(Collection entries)
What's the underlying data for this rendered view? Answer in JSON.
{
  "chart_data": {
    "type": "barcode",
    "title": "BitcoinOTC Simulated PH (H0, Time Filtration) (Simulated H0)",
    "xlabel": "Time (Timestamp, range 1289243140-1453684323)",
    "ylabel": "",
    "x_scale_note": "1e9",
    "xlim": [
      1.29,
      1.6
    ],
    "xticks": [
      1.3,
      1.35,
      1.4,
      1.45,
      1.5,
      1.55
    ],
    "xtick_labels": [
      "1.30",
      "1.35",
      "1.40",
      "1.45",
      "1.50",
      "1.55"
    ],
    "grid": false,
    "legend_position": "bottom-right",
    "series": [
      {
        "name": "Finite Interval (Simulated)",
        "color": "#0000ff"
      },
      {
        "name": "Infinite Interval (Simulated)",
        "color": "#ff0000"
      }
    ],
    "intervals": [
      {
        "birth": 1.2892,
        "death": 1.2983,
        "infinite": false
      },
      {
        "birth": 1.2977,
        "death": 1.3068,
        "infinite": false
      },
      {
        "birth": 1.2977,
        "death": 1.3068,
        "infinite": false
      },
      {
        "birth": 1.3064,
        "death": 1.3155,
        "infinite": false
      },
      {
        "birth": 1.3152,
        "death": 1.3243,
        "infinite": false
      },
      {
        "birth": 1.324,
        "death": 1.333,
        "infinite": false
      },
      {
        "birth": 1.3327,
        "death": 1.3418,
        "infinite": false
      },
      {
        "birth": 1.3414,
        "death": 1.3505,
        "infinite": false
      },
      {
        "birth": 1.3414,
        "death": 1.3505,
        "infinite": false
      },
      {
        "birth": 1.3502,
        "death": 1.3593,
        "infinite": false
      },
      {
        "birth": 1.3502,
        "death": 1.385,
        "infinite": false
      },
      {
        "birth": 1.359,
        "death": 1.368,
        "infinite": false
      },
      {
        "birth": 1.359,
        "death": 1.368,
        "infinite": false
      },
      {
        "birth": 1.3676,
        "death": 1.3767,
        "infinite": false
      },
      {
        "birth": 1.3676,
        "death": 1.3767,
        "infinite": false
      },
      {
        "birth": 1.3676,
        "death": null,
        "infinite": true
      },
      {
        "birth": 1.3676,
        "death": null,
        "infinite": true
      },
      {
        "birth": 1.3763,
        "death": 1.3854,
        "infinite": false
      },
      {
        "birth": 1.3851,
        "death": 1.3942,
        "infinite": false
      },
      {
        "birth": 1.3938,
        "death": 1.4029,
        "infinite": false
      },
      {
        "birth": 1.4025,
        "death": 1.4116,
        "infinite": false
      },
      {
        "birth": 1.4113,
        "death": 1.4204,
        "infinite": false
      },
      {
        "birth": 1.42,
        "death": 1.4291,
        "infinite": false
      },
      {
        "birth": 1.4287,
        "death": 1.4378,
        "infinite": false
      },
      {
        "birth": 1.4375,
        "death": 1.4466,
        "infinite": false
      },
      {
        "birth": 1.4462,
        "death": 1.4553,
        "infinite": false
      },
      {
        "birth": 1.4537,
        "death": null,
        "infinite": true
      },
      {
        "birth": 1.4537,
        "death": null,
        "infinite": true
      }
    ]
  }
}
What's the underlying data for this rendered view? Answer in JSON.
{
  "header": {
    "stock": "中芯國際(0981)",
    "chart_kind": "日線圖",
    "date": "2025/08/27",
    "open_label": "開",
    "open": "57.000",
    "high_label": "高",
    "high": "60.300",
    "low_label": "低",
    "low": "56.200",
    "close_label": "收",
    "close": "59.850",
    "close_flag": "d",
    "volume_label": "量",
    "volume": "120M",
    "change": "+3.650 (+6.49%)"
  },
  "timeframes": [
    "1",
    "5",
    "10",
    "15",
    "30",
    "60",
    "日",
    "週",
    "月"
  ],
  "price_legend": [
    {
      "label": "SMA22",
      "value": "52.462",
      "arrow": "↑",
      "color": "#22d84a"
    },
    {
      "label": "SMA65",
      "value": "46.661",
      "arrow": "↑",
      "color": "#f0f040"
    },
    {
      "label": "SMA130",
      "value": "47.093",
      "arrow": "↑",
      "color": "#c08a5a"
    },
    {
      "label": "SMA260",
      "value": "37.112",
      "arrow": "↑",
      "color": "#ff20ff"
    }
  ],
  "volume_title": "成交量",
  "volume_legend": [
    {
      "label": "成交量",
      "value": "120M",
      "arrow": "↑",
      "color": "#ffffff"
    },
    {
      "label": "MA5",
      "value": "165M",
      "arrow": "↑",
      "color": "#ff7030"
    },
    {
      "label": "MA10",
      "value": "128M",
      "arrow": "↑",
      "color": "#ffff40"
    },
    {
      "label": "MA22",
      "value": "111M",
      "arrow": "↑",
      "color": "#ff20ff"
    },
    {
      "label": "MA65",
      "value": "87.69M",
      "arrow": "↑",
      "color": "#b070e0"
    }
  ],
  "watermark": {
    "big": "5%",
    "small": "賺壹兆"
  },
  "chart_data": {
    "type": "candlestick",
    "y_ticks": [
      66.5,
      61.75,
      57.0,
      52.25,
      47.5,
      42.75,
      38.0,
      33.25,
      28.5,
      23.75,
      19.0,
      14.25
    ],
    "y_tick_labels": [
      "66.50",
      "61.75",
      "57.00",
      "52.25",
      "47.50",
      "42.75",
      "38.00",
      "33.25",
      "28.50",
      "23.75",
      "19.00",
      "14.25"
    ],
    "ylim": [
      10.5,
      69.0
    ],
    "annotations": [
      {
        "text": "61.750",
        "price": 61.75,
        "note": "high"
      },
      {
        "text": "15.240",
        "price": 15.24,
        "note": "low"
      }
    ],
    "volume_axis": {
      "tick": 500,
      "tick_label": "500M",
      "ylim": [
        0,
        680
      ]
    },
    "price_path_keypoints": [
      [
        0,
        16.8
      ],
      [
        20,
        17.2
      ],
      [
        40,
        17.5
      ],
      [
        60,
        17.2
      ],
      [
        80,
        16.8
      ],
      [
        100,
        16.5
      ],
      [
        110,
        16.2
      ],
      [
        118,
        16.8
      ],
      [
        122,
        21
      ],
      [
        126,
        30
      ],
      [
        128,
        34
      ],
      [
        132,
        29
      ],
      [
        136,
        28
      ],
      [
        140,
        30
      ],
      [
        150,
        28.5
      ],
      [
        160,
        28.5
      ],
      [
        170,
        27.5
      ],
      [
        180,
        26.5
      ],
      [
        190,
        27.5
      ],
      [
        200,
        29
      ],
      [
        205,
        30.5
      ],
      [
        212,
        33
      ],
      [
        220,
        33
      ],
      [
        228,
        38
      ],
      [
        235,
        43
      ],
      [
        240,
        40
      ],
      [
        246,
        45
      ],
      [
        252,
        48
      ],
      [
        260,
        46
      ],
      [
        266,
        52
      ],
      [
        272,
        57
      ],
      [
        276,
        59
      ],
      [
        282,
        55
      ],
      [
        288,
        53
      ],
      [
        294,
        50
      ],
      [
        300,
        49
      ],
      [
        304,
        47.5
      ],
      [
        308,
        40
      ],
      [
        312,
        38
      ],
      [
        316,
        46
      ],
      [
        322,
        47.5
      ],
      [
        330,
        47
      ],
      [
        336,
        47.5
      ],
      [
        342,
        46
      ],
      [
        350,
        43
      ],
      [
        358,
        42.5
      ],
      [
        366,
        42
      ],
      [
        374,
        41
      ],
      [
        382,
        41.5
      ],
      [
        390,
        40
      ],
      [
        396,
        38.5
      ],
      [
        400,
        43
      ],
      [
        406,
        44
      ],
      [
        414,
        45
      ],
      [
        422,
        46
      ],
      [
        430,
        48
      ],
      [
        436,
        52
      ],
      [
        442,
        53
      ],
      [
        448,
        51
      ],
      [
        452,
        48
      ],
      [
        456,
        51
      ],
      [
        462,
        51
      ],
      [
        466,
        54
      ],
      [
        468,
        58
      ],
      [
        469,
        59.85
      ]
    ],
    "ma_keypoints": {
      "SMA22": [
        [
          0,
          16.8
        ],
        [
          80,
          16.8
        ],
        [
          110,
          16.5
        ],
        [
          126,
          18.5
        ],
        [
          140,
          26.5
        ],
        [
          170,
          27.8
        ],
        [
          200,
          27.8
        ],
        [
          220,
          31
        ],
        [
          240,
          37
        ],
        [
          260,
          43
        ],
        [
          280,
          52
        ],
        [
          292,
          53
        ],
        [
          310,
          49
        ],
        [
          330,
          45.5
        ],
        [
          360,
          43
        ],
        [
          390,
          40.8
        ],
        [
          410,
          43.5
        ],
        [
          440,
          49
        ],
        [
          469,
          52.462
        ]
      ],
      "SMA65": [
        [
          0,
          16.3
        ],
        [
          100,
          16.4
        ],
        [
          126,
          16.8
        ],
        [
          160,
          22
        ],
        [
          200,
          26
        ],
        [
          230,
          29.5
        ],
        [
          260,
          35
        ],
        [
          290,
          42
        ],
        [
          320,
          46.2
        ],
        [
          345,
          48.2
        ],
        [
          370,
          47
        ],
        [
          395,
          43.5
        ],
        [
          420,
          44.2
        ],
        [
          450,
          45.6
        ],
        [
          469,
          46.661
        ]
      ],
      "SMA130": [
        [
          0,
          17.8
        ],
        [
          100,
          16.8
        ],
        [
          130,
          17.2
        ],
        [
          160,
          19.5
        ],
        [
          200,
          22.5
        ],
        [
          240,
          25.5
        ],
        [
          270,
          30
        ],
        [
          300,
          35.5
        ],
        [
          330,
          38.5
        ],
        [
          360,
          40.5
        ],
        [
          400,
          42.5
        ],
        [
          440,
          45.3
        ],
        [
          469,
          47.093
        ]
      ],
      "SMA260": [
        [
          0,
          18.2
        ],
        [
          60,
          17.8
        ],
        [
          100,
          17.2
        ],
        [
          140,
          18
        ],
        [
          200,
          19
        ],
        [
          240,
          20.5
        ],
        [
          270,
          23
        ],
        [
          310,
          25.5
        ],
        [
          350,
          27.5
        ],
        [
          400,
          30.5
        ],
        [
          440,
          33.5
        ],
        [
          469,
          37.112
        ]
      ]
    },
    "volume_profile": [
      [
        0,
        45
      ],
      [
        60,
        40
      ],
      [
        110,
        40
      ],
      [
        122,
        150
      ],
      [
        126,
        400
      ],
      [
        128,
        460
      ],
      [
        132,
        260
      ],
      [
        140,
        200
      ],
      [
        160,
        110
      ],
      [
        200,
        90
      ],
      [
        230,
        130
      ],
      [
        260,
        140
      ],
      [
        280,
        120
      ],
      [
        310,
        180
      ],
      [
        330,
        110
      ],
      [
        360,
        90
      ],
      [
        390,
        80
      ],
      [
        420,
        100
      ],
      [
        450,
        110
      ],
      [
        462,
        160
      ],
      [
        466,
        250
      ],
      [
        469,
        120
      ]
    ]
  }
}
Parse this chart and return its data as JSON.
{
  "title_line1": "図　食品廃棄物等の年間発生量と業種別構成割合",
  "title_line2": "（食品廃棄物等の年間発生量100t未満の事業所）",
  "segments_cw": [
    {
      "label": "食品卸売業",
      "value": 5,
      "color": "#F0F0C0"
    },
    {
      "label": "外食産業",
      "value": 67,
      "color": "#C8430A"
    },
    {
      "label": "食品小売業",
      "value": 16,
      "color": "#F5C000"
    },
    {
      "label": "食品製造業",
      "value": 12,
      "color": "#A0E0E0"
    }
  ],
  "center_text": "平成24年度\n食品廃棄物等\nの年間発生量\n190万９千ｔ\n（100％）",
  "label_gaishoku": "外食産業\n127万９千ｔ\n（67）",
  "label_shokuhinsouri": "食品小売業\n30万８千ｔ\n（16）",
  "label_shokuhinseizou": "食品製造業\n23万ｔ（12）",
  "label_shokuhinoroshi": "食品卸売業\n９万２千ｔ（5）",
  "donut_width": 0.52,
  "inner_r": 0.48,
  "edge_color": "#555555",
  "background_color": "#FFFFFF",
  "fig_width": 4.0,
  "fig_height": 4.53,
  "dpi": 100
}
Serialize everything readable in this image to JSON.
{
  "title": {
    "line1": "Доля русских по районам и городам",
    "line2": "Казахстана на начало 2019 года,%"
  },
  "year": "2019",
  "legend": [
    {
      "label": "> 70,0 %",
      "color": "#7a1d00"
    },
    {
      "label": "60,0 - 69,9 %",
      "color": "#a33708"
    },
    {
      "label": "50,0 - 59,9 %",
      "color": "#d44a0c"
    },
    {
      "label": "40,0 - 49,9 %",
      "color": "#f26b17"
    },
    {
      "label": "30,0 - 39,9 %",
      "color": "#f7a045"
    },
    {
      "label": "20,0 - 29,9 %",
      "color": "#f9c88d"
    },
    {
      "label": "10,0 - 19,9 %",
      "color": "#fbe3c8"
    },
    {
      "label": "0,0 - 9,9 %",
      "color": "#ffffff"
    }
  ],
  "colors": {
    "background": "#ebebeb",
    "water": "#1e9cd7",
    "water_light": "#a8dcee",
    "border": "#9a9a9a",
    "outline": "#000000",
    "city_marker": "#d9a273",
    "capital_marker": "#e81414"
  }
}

*What is required:* Reproduce the final stretch of the data above: every line from the one holding "Serialize everything readable" through the end, inclusive, exactly as written and nothing else.

*Output for this task:*
Serialize everything readable in this image to JSON.
{
  "title": {
    "line1": "Доля русских по районам и городам",
    "line2": "Казахстана на начало 2019 года,%"
  },
  "year": "2019",
  "legend": [
    {
      "label": "> 70,0 %",
      "color": "#7a1d00"
    },
    {
      "label": "60,0 - 69,9 %",
      "color": "#a33708"
    },
    {
      "label": "50,0 - 59,9 %",
      "color": "#d44a0c"
    },
    {
      "label": "40,0 - 49,9 %",
      "color": "#f26b17"
    },
    {
      "label": "30,0 - 39,9 %",
      "color": "#f7a045"
    },
    {
      "label": "20,0 - 29,9 %",
      "color": "#f9c88d"
    },
    {
      "label": "10,0 - 19,9 %",
      "color": "#fbe3c8"
    },
    {
      "label": "0,0 - 9,9 %",
      "color": "#ffffff"
    }
  ],
  "colors": {
    "background": "#ebebeb",
    "water": "#1e9cd7",
    "water_light": "#a8dcee",
    "border": "#9a9a9a",
    "outline": "#000000",
    "city_marker": "#d9a273",
    "capital_marker": "#e81414"
  }
}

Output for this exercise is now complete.